What to do:
Every entry that follows should be reproduced exactly.

Saved entries:
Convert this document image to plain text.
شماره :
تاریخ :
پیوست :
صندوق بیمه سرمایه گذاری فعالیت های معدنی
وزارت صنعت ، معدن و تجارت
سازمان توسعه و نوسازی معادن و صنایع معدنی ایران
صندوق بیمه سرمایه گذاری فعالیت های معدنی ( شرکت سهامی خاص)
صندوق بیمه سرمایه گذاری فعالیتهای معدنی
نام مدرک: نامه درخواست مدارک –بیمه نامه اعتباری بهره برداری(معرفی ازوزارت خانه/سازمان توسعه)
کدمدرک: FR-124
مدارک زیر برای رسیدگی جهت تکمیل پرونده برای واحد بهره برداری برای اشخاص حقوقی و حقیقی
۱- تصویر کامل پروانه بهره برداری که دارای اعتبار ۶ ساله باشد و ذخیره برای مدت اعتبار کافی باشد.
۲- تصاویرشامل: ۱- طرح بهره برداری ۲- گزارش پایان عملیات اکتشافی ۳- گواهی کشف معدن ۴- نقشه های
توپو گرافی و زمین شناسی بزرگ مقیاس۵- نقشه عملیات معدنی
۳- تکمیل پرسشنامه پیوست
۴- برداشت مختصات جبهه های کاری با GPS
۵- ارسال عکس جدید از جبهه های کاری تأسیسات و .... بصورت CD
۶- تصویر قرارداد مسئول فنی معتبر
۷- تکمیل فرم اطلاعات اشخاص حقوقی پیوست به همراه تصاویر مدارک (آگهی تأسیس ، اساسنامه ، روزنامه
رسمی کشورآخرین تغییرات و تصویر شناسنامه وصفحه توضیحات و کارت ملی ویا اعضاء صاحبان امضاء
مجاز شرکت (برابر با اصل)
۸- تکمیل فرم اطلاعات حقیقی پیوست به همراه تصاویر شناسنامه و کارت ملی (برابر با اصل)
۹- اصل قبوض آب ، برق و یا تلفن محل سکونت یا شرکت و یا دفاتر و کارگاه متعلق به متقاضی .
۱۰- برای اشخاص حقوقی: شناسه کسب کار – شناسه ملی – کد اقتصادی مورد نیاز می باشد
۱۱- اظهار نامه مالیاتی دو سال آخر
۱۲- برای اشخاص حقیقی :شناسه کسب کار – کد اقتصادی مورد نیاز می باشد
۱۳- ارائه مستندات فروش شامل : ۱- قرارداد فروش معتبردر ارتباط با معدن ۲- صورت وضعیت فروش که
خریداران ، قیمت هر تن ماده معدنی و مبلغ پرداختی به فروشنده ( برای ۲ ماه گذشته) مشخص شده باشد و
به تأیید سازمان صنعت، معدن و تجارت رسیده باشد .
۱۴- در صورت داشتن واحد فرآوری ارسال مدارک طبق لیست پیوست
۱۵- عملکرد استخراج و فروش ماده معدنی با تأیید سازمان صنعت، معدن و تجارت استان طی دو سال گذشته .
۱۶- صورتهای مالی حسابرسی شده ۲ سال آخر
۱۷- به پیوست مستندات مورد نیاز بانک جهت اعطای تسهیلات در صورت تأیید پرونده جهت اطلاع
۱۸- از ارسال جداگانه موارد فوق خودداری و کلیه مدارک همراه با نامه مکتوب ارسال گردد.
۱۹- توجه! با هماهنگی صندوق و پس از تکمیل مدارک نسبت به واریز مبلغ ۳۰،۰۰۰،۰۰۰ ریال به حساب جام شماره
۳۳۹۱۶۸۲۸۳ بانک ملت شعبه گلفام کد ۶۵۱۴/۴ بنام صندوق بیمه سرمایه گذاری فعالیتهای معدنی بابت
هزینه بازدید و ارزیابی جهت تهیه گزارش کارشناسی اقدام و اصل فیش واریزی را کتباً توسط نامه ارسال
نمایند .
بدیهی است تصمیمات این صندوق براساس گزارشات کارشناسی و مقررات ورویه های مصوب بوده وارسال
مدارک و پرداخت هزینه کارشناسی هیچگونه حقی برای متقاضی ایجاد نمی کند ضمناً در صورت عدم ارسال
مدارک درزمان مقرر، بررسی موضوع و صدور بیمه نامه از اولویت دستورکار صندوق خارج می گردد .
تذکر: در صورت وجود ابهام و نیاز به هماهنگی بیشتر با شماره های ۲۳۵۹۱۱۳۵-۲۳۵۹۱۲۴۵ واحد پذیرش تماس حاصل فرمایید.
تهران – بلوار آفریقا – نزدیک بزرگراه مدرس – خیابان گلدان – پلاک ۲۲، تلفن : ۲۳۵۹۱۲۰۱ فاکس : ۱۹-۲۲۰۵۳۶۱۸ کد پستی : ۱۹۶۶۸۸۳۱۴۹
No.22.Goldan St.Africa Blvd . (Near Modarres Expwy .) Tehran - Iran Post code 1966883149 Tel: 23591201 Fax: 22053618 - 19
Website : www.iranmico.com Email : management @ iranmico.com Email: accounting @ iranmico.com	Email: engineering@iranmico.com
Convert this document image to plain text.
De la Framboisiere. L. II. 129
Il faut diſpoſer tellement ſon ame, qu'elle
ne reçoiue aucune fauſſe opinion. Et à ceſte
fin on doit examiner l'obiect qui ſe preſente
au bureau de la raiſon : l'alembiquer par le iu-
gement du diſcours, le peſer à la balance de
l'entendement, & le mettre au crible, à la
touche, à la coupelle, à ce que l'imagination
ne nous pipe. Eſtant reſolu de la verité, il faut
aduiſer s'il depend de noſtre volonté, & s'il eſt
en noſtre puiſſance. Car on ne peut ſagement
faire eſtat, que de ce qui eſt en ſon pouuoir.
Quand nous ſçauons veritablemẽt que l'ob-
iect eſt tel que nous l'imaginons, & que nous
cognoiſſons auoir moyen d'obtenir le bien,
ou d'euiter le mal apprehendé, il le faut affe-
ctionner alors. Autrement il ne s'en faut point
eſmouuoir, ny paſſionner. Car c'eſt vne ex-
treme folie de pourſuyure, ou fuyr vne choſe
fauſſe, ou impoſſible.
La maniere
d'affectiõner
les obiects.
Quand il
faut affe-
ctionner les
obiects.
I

Reply to the exercise:
Convert this document image to plain text.
شماره :
تاریخ :
پیوست :
صندوق بیمه سرمایه گذاری فعالیت های معدنی
وزارت صنعت ، معدن و تجارت
سازمان توسعه و نوسازی معادن و صنایع معدنی ایران
صندوق بیمه سرمایه گذاری فعالیت های معدنی ( شرکت سهامی خاص)
صندوق بیمه سرمایه گذاری فعالیتهای معدنی
نام مدرک: نامه درخواست مدارک –بیمه نامه اعتباری بهره برداری(معرفی ازوزارت خانه/سازمان توسعه)
کدمدرک: FR-124
مدارک زیر برای رسیدگی جهت تکمیل پرونده برای واحد بهره برداری برای اشخاص حقوقی و حقیقی
۱- تصویر کامل پروانه بهره برداری که دارای اعتبار ۶ ساله باشد و ذخیره برای مدت اعتبار کافی باشد.
۲- تصاویرشامل: ۱- طرح بهره برداری ۲- گزارش پایان عملیات اکتشافی ۳- گواهی کشف معدن ۴- نقشه های
توپو گرافی و زمین شناسی بزرگ مقیاس۵- نقشه عملیات معدنی
۳- تکمیل پرسشنامه پیوست
۴- برداشت مختصات جبهه های کاری با GPS
۵- ارسال عکس جدید از جبهه های کاری تأسیسات و .... بصورت CD
۶- تصویر قرارداد مسئول فنی معتبر
۷- تکمیل فرم اطلاعات اشخاص حقوقی پیوست به همراه تصاویر مدارک (آگهی تأسیس ، اساسنامه ، روزنامه
رسمی کشورآخرین تغییرات و تصویر شناسنامه وصفحه توضیحات و کارت ملی ویا اعضاء صاحبان امضاء
مجاز شرکت (برابر با اصل)
۸- تکمیل فرم اطلاعات حقیقی پیوست به همراه تصاویر شناسنامه و کارت ملی (برابر با اصل)
۹- اصل قبوض آب ، برق و یا تلفن محل سکونت یا شرکت و یا دفاتر و کارگاه متعلق به متقاضی .
۱۰- برای اشخاص حقوقی: شناسه کسب کار – شناسه ملی – کد اقتصادی مورد نیاز می باشد
۱۱- اظهار نامه مالیاتی دو سال آخر
۱۲- برای اشخاص حقیقی :شناسه کسب کار – کد اقتصادی مورد نیاز می باشد
۱۳- ارائه مستندات فروش شامل : ۱- قرارداد فروش معتبردر ارتباط با معدن ۲- صورت وضعیت فروش که
خریداران ، قیمت هر تن ماده معدنی و مبلغ پرداختی به فروشنده ( برای ۲ ماه گذشته) مشخص شده باشد و
به تأیید سازمان صنعت، معدن و تجارت رسیده باشد .
۱۴- در صورت داشتن واحد فرآوری ارسال مدارک طبق لیست پیوست
۱۵- عملکرد استخراج و فروش ماده معدنی با تأیید سازمان صنعت، معدن و تجارت استان طی دو سال گذشته .
۱۶- صورتهای مالی حسابرسی شده ۲ سال آخر
۱۷- به پیوست مستندات مورد نیاز بانک جهت اعطای تسهیلات در صورت تأیید پرونده جهت اطلاع
۱۸- از ارسال جداگانه موارد فوق خودداری و کلیه مدارک همراه با نامه مکتوب ارسال گردد.
۱۹- توجه! با هماهنگی صندوق و پس از تکمیل مدارک نسبت به واریز مبلغ ۳۰،۰۰۰،۰۰۰ ریال به حساب جام شماره
۳۳۹۱۶۸۲۸۳ بانک ملت شعبه گلفام کد ۶۵۱۴/۴ بنام صندوق بیمه سرمایه گذاری فعالیتهای معدنی بابت
هزینه بازدید و ارزیابی جهت تهیه گزارش کارشناسی اقدام و اصل فیش واریزی را کتباً توسط نامه ارسال
نمایند .
بدیهی است تصمیمات این صندوق براساس گزارشات کارشناسی و مقررات ورویه های مصوب بوده وارسال
مدارک و پرداخت هزینه کارشناسی هیچگونه حقی برای متقاضی ایجاد نمی کند ضمناً در صورت عدم ارسال
مدارک درزمان مقرر، بررسی موضوع و صدور بیمه نامه از اولویت دستورکار صندوق خارج می گردد .
تذکر: در صورت وجود ابهام و نیاز به هماهنگی بیشتر با شماره های ۲۳۵۹۱۱۳۵-۲۳۵۹۱۲۴۵ واحد پذیرش تماس حاصل فرمایید.
تهران – بلوار آفریقا – نزدیک بزرگراه مدرس – خیابان گلدان – پلاک ۲۲، تلفن : ۲۳۵۹۱۲۰۱ فاکس : ۱۹-۲۲۰۵۳۶۱۸ کد پستی : ۱۹۶۶۸۸۳۱۴۹
No.22.Goldan St.Africa Blvd . (Near Modarres Expwy .) Tehran - Iran Post code 1966883149 Tel: 23591201 Fax: 22053618 - 19
Website : www.iranmico.com Email : management @ iranmico.com Email: accounting @ iranmico.com	Email: engineering@iranmico.com
Convert this document image to plain text.
De la Framboisiere. L. II. 129
Il faut diſpoſer tellement ſon ame, qu'elle
ne reçoiue aucune fauſſe opinion. Et à ceſte
fin on doit examiner l'obiect qui ſe preſente
au bureau de la raiſon : l'alembiquer par le iu-
gement du diſcours, le peſer à la balance de
l'entendement, & le mettre au crible, à la
touche, à la coupelle, à ce que l'imagination
ne nous pipe. Eſtant reſolu de la verité, il faut
aduiſer s'il depend de noſtre volonté, & s'il eſt
en noſtre puiſſance. Car on ne peut ſagement
faire eſtat, que de ce qui eſt en ſon pouuoir.
Quand nous ſçauons veritablemẽt que l'ob-
iect eſt tel que nous l'imaginons, & que nous
cognoiſſons auoir moyen d'obtenir le bien,
ou d'euiter le mal apprehendé, il le faut affe-
ctionner alors. Autrement il ne s'en faut point
eſmouuoir, ny paſſionner. Car c'eſt vne ex-
treme folie de pourſuyure, ou fuyr vne choſe
fauſſe, ou impoſſible.
La maniere
d'affectiõner
les obiects.
Quand il
faut affe-
ctionner les
obiects.
I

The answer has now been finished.